### Directions for this task
Pick out each line in these entries that contains the string "area".
--- START OF Data supplied ---
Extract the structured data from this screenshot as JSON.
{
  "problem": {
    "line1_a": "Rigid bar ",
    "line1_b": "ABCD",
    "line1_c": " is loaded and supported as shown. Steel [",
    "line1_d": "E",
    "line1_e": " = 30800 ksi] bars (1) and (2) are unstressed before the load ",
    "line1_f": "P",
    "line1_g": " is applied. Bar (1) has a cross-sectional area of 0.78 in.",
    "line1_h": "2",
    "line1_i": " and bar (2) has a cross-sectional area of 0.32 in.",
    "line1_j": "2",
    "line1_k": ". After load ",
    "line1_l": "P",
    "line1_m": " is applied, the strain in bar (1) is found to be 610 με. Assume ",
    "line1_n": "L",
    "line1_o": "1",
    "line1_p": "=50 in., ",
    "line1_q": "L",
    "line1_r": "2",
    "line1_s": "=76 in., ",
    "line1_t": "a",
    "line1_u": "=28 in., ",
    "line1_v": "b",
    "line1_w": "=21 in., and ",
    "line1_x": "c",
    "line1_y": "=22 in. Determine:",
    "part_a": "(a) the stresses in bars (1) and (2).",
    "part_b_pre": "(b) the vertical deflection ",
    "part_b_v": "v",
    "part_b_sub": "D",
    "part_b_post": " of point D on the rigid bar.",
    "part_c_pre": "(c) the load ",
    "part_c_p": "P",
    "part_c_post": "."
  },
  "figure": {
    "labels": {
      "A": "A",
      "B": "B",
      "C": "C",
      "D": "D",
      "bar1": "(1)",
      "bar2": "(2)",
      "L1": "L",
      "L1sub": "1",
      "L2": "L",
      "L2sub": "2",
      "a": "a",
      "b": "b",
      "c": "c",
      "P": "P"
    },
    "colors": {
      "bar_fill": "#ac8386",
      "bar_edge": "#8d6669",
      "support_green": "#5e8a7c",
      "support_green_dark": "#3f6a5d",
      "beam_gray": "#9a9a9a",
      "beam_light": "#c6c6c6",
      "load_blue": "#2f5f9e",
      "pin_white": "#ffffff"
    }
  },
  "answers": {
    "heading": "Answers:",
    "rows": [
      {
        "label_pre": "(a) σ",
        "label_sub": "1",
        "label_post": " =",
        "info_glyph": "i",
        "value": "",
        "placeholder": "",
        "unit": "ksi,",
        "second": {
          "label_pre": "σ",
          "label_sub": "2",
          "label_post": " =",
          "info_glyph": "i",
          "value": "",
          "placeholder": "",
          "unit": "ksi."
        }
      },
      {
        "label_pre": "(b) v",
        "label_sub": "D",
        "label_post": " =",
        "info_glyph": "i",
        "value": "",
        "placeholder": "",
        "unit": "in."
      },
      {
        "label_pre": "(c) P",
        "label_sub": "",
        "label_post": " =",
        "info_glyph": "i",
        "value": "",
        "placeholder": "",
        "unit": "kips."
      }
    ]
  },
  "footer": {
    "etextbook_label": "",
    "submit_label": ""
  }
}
--- END OF Data supplied ---
### Task output
    "line1_g": " is applied. Bar (1) has a cross-sectional area of 0.78 in.",
    "line1_i": " and bar (2) has a cross-sectional area of 0.32 in.",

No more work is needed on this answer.